:: ENTRIES SHOWN ::

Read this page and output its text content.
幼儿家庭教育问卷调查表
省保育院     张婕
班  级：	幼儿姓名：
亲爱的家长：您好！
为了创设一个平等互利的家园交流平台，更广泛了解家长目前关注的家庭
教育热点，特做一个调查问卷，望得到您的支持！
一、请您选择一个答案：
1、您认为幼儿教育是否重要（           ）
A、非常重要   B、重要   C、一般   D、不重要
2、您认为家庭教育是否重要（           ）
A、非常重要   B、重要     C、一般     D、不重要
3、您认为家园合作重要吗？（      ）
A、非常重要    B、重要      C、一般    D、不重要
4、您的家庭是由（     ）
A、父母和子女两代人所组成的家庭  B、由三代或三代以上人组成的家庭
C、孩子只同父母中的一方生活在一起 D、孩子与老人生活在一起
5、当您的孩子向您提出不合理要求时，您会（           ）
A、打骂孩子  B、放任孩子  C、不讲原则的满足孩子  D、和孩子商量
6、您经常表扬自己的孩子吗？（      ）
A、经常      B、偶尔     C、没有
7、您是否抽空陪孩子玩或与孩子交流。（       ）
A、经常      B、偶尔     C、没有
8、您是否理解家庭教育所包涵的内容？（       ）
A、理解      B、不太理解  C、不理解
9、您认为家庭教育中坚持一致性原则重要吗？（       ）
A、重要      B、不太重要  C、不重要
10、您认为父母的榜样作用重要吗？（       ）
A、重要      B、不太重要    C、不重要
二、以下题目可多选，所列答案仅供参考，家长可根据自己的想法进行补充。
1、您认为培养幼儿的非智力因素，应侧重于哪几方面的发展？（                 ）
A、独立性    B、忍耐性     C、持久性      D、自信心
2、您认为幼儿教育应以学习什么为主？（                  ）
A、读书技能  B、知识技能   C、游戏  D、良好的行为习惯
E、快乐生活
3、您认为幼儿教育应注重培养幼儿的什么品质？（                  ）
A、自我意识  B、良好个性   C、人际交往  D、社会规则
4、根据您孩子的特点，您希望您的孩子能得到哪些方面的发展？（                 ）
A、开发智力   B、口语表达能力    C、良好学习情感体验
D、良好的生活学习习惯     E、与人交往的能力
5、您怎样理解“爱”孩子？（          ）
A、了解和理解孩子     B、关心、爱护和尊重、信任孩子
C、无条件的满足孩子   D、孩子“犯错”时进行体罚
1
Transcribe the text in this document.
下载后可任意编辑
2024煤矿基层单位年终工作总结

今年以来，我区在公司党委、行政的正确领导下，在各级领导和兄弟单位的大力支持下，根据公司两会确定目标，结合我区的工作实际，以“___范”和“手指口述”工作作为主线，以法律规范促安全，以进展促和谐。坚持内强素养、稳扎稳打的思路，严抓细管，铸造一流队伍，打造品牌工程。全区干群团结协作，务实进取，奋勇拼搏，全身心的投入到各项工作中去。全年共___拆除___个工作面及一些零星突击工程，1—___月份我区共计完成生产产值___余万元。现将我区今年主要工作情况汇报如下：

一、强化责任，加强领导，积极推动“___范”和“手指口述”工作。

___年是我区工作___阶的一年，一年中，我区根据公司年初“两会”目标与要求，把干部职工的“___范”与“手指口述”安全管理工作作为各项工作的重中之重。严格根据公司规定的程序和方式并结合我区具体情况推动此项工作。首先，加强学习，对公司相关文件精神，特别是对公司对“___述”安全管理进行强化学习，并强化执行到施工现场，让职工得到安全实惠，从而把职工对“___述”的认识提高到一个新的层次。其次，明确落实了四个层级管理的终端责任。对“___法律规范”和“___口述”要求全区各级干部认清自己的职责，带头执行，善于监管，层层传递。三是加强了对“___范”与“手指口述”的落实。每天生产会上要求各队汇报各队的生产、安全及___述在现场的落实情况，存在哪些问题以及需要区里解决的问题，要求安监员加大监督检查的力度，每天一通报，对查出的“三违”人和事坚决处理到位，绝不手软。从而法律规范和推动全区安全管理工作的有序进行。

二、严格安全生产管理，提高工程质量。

:::
:: ENTRIES SHOWN ::

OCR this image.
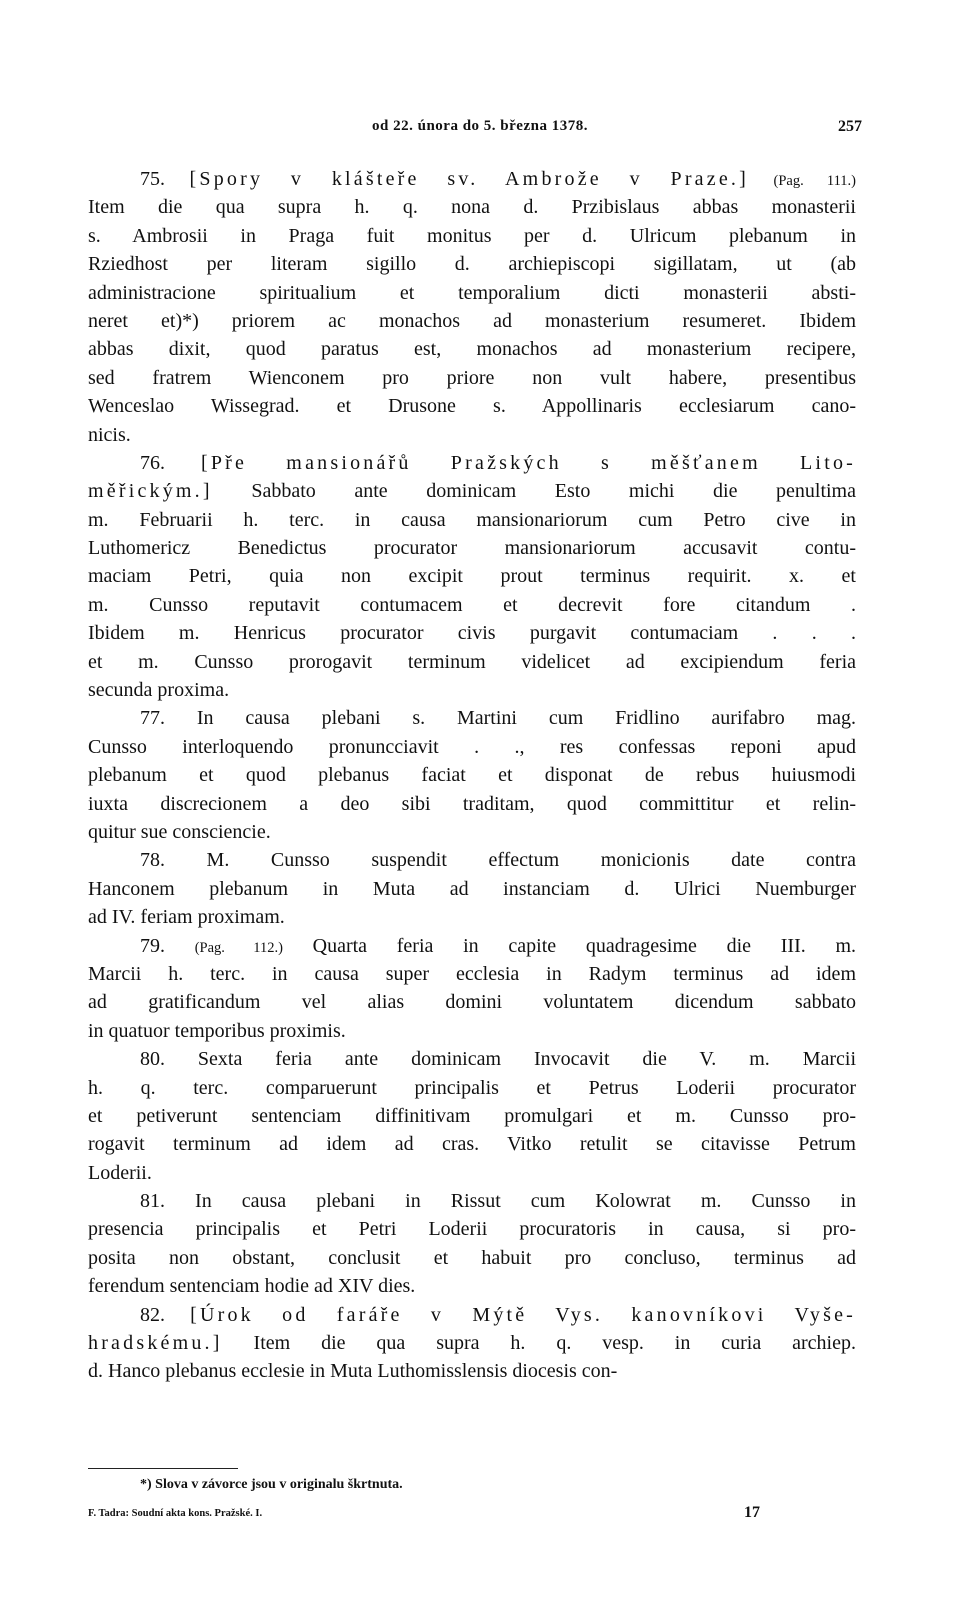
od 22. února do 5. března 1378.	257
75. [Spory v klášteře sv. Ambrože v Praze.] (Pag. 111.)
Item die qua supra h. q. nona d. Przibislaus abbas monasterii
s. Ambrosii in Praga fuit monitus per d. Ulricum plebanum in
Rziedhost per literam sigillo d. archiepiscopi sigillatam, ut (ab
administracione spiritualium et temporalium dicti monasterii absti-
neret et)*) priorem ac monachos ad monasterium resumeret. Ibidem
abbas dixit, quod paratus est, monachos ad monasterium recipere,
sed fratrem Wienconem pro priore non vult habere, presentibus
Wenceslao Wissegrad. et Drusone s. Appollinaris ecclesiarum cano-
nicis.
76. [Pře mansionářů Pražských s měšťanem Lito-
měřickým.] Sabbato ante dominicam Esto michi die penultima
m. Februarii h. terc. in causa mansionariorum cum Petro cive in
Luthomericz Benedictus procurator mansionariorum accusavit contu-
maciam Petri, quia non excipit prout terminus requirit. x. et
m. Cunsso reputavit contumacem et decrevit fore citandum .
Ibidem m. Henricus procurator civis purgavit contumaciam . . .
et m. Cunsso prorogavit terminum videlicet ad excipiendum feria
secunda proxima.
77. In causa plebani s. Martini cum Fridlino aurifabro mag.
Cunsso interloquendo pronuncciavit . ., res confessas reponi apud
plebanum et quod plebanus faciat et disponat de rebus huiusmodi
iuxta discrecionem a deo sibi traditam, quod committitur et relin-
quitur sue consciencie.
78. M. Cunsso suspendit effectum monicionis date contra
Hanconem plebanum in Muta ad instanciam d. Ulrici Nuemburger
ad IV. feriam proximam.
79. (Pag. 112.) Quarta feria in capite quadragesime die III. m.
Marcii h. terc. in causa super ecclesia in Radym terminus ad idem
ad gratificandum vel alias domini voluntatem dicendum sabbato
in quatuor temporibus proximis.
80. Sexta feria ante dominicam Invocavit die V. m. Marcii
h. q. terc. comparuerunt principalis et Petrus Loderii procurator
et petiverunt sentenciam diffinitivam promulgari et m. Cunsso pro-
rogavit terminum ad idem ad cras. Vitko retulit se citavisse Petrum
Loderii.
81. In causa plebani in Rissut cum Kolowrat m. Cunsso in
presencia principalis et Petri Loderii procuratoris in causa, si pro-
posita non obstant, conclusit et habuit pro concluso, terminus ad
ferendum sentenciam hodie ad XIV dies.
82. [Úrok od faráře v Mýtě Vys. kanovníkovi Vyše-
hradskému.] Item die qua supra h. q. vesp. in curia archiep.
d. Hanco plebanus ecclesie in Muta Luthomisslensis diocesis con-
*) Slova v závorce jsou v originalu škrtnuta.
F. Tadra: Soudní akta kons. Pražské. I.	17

:::
:: ENTRIES SHOWN ::

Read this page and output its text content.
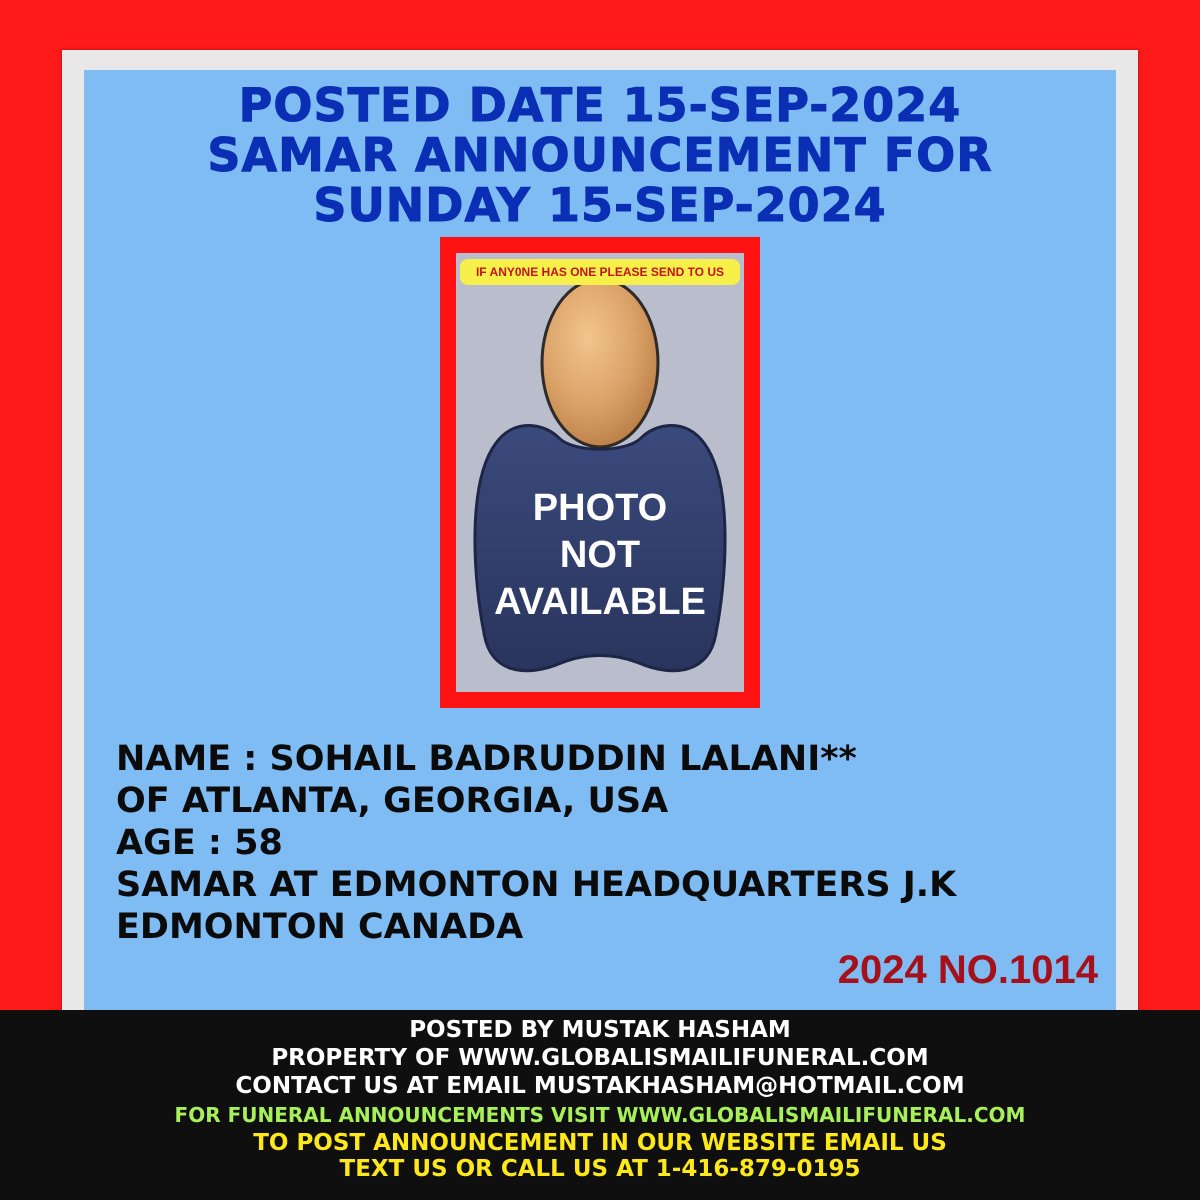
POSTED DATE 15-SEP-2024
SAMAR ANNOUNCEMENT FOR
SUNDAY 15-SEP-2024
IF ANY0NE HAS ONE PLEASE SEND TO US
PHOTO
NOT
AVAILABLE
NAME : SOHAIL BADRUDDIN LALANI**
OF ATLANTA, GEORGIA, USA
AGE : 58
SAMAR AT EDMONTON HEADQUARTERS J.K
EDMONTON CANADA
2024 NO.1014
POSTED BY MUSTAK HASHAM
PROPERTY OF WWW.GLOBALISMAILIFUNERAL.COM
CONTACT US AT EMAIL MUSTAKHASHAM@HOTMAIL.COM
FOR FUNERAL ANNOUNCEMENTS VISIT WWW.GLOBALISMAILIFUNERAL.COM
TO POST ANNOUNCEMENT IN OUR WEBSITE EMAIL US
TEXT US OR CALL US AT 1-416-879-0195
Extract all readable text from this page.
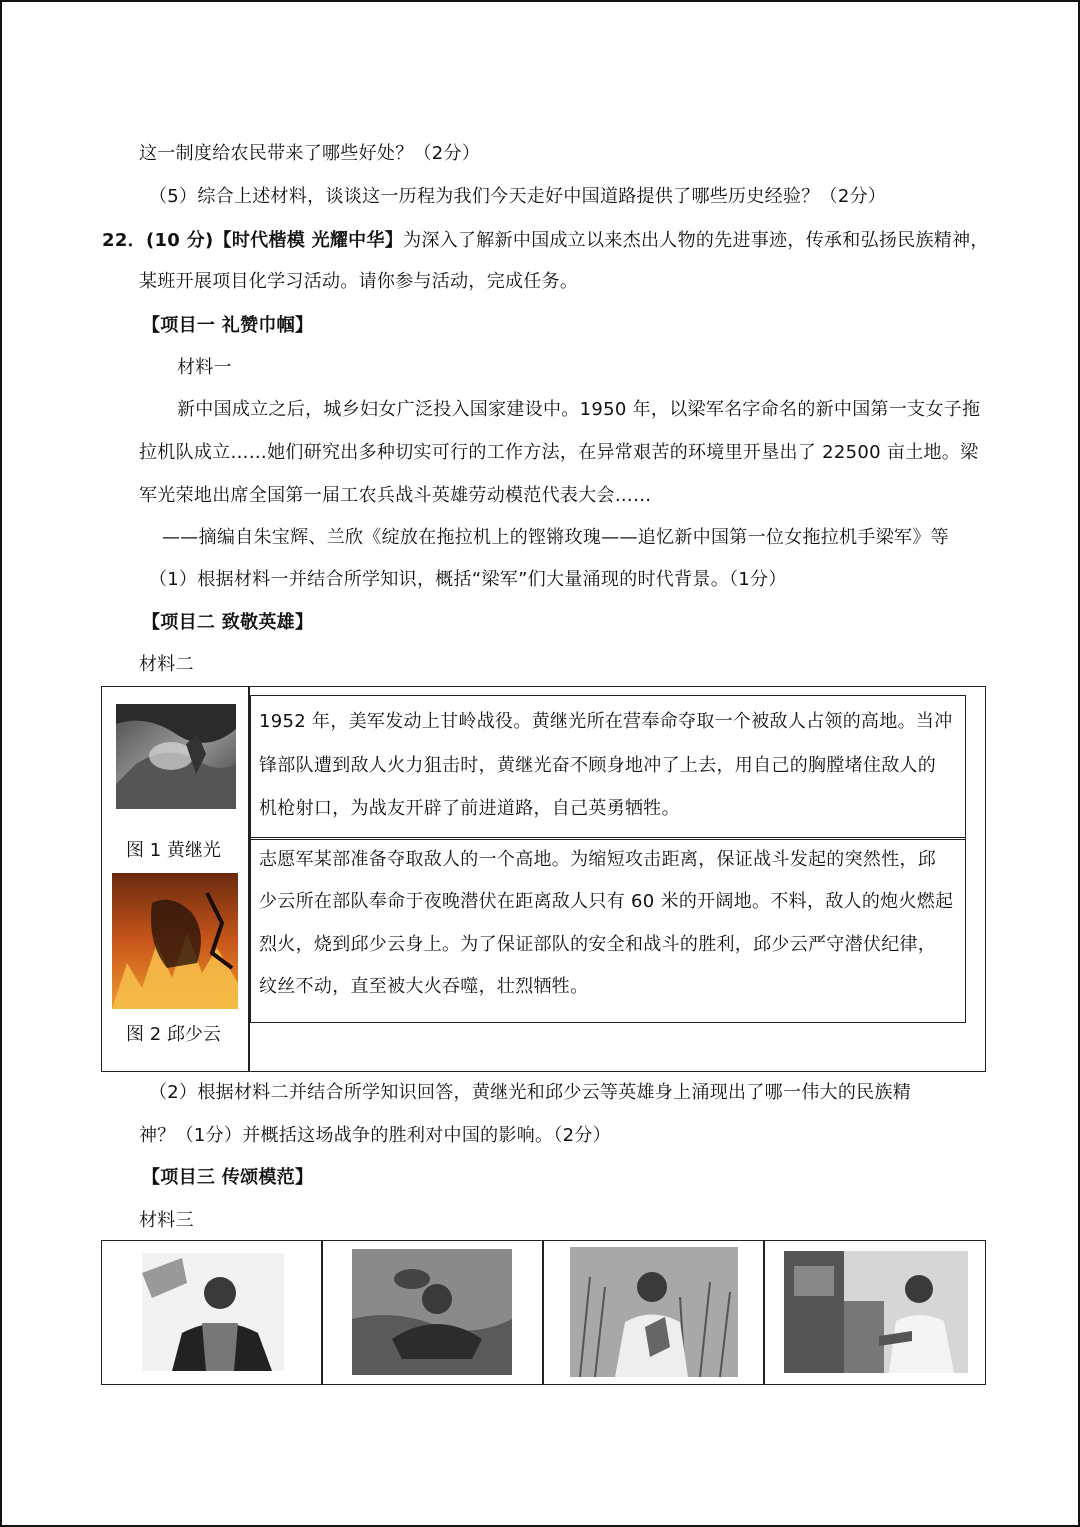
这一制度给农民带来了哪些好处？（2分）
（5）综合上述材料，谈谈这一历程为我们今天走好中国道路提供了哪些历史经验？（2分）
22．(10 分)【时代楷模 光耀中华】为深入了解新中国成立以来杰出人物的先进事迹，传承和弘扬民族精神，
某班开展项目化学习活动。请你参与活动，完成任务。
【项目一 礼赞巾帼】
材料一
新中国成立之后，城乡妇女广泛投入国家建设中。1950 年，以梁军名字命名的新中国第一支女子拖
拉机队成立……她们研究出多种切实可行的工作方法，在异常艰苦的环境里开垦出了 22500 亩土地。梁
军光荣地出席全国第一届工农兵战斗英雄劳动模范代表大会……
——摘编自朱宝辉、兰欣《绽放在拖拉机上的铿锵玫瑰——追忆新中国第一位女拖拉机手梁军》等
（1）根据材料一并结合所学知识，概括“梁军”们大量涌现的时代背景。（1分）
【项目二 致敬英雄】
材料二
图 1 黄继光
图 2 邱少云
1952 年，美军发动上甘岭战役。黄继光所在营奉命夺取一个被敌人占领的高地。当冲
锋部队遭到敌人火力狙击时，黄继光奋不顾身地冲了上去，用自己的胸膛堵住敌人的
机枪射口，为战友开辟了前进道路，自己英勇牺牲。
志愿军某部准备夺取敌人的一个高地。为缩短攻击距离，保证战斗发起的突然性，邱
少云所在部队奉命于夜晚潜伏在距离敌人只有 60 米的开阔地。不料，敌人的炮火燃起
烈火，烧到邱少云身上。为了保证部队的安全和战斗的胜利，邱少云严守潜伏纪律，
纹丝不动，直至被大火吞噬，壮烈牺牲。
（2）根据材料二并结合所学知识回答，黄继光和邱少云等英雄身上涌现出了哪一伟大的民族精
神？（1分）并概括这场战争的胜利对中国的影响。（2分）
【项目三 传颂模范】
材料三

:::

OBJECTIVE:
Copy all the lines above that hold the string "causa".

COMPLETE RESPONSE:
m. Februarii h. terc. in causa mansionariorum cum Petro cive in
77. In causa plebani s. Martini cum Fridlino aurifabro mag.
Marcii h. terc. in causa super ecclesia in Radym terminus ad idem
81. In causa plebani in Rissut cum Kolowrat m. Cunsso in
presencia principalis et Petri Loderii procuratoris in causa, si pro-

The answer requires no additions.